**TASK DIRECTIONS**. Where a line holds the word "стоимость", copy that line.

**THE INPUT**.
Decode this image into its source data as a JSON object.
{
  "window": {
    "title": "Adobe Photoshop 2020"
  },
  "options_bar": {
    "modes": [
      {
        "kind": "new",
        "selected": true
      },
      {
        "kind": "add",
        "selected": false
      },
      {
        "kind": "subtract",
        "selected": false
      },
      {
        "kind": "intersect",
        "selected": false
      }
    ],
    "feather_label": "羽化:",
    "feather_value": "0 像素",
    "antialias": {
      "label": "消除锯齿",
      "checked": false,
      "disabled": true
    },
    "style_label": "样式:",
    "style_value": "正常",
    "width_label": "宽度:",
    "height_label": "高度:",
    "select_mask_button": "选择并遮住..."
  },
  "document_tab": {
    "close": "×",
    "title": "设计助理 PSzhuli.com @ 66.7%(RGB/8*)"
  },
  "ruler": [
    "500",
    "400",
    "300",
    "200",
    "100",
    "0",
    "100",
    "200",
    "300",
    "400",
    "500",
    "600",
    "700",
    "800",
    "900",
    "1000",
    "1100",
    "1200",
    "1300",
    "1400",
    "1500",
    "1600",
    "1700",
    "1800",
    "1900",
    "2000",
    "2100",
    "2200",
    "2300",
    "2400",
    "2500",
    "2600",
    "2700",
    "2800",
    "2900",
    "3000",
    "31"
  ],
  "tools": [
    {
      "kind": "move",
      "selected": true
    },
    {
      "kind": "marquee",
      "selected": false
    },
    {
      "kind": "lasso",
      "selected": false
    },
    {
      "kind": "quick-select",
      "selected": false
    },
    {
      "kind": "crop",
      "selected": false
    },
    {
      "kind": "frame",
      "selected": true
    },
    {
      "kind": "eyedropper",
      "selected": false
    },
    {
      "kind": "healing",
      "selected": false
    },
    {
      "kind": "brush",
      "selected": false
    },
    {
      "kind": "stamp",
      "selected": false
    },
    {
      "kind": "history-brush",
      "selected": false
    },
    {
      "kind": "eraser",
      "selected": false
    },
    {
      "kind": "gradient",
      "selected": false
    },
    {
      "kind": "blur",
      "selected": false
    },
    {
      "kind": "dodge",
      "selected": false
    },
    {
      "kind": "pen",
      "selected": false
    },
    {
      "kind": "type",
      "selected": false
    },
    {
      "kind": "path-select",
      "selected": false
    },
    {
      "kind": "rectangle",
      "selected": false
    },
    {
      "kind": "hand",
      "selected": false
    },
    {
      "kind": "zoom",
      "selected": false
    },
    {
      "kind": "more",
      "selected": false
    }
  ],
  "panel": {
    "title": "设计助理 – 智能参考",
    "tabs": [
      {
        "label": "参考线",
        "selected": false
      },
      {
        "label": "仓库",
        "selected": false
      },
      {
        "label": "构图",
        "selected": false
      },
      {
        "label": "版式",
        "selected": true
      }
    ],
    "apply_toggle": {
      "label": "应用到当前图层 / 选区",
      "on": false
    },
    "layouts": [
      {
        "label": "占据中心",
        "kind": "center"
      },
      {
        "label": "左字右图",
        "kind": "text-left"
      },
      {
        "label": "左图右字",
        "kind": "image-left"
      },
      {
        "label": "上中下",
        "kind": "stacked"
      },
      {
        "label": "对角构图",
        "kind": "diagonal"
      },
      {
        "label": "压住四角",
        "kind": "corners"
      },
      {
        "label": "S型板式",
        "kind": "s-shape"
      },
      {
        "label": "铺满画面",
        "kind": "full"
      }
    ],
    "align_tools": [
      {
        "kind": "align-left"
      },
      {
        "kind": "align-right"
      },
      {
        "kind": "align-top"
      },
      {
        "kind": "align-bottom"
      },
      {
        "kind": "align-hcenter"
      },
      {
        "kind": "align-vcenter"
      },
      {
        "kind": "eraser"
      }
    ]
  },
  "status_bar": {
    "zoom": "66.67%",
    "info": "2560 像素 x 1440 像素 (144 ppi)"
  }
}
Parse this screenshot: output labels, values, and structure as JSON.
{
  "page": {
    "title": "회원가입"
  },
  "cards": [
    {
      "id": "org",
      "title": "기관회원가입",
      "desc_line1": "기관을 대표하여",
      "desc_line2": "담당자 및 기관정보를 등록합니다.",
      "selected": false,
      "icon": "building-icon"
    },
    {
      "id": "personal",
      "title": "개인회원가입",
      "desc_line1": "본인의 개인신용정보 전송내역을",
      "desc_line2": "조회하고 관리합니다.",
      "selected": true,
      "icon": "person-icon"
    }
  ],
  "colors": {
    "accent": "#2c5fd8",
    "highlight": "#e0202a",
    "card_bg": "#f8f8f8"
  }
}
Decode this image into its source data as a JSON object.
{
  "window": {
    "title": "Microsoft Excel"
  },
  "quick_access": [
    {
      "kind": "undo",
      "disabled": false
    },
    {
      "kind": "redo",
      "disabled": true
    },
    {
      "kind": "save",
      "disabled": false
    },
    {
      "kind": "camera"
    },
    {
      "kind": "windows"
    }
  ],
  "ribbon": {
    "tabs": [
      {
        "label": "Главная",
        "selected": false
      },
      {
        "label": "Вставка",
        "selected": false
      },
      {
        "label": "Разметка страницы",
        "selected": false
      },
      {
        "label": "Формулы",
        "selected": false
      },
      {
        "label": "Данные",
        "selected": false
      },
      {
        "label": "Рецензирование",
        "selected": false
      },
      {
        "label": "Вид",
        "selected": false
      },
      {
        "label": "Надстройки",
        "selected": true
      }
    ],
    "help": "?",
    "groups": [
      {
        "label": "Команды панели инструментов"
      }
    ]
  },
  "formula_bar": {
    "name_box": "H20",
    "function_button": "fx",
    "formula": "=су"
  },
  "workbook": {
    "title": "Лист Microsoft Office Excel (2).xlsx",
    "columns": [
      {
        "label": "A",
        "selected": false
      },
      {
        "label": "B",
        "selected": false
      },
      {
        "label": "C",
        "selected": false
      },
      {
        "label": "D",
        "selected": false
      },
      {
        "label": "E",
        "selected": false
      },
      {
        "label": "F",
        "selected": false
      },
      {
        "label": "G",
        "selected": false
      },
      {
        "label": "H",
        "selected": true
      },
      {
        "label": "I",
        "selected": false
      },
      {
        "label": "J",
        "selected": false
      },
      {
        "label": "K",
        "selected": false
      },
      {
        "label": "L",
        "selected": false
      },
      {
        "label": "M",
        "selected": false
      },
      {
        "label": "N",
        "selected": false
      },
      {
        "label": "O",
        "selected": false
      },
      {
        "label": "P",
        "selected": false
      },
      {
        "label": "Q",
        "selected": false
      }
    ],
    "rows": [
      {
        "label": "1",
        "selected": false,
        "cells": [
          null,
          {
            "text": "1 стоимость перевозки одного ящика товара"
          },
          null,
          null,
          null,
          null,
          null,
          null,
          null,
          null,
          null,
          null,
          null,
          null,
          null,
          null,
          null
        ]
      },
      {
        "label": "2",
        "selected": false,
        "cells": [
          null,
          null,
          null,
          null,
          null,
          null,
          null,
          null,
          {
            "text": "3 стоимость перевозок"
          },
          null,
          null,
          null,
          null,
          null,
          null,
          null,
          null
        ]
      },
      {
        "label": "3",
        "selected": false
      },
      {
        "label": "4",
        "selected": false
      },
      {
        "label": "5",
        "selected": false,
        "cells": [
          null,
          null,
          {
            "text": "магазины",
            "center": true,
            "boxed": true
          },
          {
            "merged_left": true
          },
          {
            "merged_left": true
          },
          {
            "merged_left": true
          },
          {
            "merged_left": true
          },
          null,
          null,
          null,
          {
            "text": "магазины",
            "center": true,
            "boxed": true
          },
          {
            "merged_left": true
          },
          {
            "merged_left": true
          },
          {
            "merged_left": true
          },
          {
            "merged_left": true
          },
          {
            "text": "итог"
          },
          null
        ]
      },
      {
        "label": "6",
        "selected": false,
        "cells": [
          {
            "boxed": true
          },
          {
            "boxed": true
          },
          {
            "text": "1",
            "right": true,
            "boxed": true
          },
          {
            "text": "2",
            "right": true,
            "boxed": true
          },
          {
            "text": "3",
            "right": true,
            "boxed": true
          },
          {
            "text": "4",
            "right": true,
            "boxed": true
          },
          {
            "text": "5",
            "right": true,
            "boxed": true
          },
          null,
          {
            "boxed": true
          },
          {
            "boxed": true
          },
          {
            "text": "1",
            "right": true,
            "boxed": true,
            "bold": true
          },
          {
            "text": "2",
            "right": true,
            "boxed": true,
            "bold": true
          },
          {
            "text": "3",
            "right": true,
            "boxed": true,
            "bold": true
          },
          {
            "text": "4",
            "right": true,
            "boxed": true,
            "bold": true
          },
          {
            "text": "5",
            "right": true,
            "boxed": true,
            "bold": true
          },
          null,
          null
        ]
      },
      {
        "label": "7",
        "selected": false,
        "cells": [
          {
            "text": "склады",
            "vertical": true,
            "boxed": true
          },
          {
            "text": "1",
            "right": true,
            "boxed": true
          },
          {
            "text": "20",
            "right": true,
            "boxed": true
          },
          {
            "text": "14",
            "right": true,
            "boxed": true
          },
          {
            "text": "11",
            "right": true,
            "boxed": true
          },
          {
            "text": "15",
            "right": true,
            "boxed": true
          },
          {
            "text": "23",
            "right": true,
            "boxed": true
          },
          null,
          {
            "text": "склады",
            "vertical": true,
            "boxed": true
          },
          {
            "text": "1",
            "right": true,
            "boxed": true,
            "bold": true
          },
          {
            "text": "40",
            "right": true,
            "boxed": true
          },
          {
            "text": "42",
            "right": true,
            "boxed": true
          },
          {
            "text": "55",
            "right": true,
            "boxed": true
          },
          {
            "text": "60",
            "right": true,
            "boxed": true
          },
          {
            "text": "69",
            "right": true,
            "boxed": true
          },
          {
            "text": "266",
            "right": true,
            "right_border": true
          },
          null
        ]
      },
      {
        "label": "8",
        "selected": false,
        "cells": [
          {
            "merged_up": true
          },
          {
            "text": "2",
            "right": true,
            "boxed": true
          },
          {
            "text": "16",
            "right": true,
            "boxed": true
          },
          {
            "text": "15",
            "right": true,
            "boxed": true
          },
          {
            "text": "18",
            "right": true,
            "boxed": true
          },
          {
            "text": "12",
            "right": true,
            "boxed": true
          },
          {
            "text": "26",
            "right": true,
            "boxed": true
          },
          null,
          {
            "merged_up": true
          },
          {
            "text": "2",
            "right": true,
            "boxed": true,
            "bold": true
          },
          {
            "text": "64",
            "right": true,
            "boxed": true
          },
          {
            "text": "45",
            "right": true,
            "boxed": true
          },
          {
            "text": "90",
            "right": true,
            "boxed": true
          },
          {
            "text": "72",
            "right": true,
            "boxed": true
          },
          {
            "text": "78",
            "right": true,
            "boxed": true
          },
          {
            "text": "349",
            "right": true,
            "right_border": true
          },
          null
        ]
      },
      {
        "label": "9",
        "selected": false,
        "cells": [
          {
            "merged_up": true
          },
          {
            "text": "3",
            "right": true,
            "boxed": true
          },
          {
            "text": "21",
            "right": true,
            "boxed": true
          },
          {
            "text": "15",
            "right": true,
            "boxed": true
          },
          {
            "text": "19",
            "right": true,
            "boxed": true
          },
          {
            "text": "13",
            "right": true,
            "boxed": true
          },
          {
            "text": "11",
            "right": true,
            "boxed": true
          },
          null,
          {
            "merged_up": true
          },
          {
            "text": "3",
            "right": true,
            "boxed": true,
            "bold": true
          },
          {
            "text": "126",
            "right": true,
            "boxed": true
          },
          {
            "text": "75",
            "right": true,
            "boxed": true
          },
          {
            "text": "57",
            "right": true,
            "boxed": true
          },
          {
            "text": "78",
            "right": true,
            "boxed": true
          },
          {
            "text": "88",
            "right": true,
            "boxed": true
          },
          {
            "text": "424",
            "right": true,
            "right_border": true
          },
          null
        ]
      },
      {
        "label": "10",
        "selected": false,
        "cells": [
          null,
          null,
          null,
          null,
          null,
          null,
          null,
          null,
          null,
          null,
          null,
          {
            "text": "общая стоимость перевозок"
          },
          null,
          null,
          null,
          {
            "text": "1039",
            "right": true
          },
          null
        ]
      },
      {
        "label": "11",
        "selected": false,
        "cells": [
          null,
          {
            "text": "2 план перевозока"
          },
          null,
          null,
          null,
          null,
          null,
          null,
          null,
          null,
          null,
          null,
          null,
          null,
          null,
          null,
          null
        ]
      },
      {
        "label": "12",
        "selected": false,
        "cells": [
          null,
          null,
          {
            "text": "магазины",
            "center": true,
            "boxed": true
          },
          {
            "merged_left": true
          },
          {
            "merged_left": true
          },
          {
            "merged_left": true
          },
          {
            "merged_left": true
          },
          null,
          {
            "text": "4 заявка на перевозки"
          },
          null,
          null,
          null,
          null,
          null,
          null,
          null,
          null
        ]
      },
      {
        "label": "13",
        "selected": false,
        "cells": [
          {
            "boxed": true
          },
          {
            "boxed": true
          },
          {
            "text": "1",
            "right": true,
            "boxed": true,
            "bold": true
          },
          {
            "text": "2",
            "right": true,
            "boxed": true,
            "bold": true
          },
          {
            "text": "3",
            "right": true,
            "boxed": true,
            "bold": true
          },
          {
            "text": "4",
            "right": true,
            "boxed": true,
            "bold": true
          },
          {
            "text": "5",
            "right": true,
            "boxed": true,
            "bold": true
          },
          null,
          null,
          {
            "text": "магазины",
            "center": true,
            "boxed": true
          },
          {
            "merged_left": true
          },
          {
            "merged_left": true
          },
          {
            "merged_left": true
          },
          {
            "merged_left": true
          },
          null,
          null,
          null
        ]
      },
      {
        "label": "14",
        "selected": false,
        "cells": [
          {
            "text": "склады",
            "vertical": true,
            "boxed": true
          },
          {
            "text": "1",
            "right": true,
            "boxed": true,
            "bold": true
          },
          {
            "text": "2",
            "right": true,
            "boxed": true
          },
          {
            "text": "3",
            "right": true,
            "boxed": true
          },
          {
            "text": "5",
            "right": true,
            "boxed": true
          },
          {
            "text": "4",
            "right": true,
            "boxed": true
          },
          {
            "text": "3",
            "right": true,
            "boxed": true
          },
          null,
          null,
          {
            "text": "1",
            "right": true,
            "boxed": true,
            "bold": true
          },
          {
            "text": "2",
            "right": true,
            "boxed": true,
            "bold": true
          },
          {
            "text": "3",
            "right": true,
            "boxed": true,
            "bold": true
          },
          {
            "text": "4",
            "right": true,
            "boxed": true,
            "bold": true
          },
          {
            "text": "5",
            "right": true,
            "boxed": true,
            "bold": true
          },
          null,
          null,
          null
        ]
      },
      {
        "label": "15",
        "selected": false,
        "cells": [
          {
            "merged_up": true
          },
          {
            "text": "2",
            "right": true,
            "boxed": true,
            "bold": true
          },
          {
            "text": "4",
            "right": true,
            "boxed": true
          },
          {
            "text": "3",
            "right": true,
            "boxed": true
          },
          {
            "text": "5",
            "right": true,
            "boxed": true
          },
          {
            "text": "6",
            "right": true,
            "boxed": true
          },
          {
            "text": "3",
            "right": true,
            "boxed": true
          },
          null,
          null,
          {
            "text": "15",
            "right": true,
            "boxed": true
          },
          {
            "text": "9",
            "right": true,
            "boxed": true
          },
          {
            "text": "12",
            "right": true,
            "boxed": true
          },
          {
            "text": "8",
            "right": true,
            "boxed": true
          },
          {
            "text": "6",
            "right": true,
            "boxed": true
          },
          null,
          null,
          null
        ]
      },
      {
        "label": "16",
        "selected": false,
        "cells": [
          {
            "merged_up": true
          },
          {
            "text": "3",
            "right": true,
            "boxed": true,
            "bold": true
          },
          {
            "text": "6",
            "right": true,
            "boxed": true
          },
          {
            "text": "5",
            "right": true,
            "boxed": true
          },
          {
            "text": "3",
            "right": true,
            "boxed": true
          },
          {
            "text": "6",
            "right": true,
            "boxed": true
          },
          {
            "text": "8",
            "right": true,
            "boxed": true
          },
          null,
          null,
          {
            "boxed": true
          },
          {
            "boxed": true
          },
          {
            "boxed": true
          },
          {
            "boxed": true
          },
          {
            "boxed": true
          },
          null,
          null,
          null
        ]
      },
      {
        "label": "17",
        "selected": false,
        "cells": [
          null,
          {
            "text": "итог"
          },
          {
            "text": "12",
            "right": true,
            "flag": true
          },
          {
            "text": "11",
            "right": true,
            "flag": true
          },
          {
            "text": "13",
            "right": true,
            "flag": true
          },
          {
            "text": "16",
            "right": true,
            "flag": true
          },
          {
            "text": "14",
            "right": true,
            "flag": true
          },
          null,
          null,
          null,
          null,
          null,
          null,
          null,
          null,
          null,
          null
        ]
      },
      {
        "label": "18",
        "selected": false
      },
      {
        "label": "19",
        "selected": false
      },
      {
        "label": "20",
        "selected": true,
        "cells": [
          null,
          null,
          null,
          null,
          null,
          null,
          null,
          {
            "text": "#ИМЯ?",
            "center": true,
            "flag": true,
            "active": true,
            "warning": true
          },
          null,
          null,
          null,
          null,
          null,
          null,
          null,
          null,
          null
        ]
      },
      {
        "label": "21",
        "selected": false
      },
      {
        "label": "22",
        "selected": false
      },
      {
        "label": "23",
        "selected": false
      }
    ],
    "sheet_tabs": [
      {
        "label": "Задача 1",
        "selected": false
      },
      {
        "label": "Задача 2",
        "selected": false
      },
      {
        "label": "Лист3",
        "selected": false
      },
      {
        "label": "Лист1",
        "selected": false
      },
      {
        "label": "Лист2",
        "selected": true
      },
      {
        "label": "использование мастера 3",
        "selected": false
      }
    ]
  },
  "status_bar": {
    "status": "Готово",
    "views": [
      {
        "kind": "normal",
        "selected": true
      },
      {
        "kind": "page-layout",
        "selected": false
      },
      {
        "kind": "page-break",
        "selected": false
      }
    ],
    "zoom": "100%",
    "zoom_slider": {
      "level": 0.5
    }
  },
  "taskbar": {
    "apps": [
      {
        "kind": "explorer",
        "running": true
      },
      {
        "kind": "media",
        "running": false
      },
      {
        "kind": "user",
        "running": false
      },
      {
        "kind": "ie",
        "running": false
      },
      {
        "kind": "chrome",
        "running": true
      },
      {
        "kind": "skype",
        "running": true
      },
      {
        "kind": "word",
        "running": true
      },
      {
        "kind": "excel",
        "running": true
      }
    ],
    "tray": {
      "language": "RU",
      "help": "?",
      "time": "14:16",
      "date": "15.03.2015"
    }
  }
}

**ANSWER TO THIS PROBLEM**.
            "text": "1 стоимость перевозки одного ящика товара"
            "text": "3 стоимость перевозок"
            "text": "общая стоимость перевозок"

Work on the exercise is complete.